**WHAT THE TASK REQUIRES**
Repeat the records below exactly, leaving out any pictures.

**DATA TO USE**
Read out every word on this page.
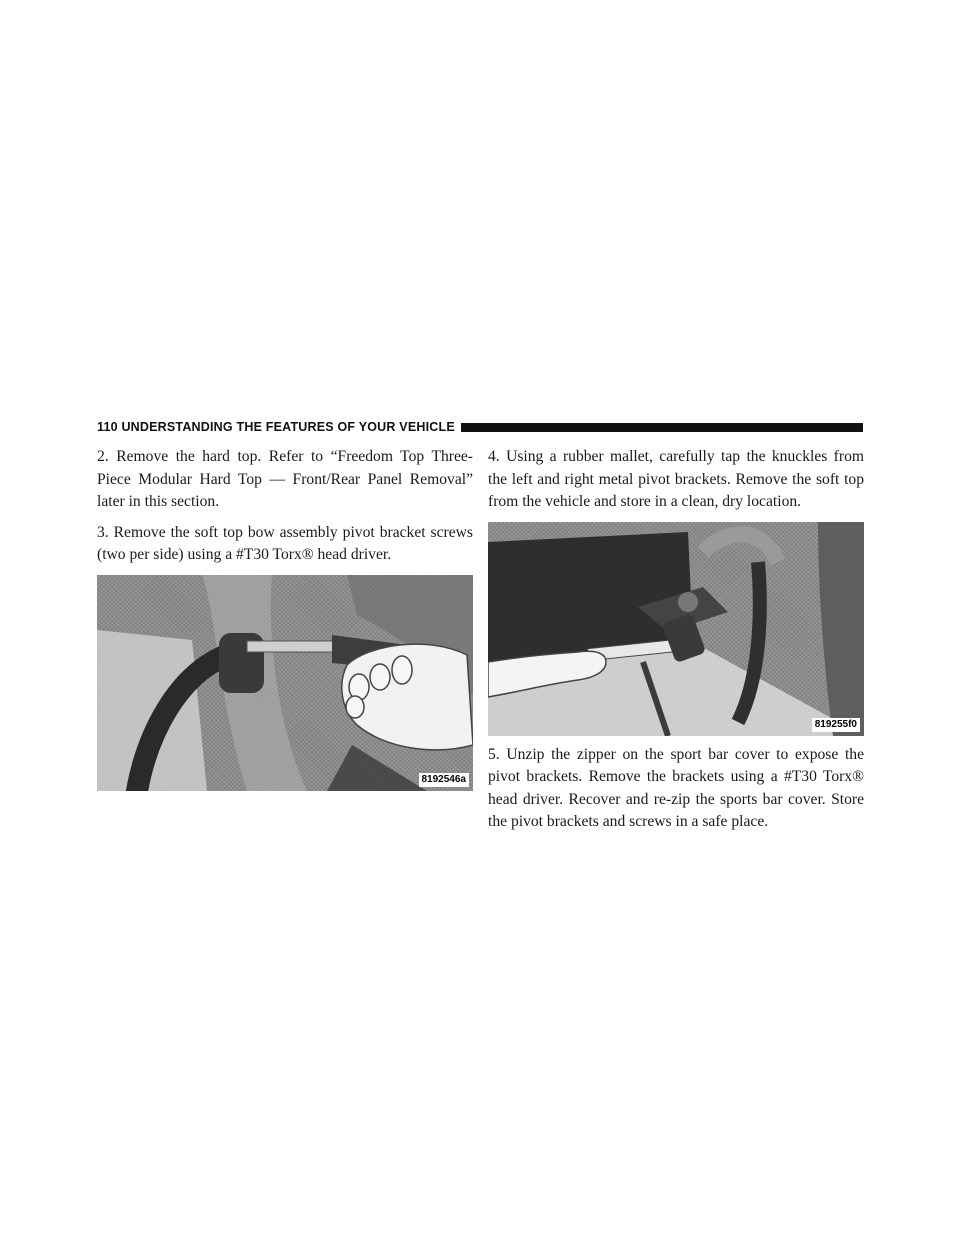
110 UNDERSTANDING THE FEATURES OF YOUR VEHICLE

2. Remove the hard top. Refer to “Freedom Top Three-Piece Modular Hard Top — Front/Rear Panel Removal” later in this section.

3. Remove the soft top bow assembly pivot bracket screws (two per side) using a #T30 Torx® head driver.

8192546a

4. Using a rubber mallet, carefully tap the knuckles from the left and right metal pivot brackets. Remove the soft top from the vehicle and store in a clean, dry location.

819255f0

5. Unzip the zipper on the sport bar cover to expose the pivot brackets. Remove the brackets using a #T30 Torx® head driver. Recover and re-zip the sports bar cover. Store the pivot brackets and screws in a safe place.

**RESULT OF THIS EXERCISE**
Read out every word on this page.
110 UNDERSTANDING THE FEATURES OF YOUR VEHICLE

2. Remove the hard top. Refer to “Freedom Top Three-Piece Modular Hard Top — Front/Rear Panel Removal” later in this section.

3. Remove the soft top bow assembly pivot bracket screws (two per side) using a #T30 Torx® head driver.

8192546a

4. Using a rubber mallet, carefully tap the knuckles from the left and right metal pivot brackets. Remove the soft top from the vehicle and store in a clean, dry location.

819255f0

5. Unzip the zipper on the sport bar cover to expose the pivot brackets. Remove the brackets using a #T30 Torx® head driver. Recover and re-zip the sports bar cover. Store the pivot brackets and screws in a safe place.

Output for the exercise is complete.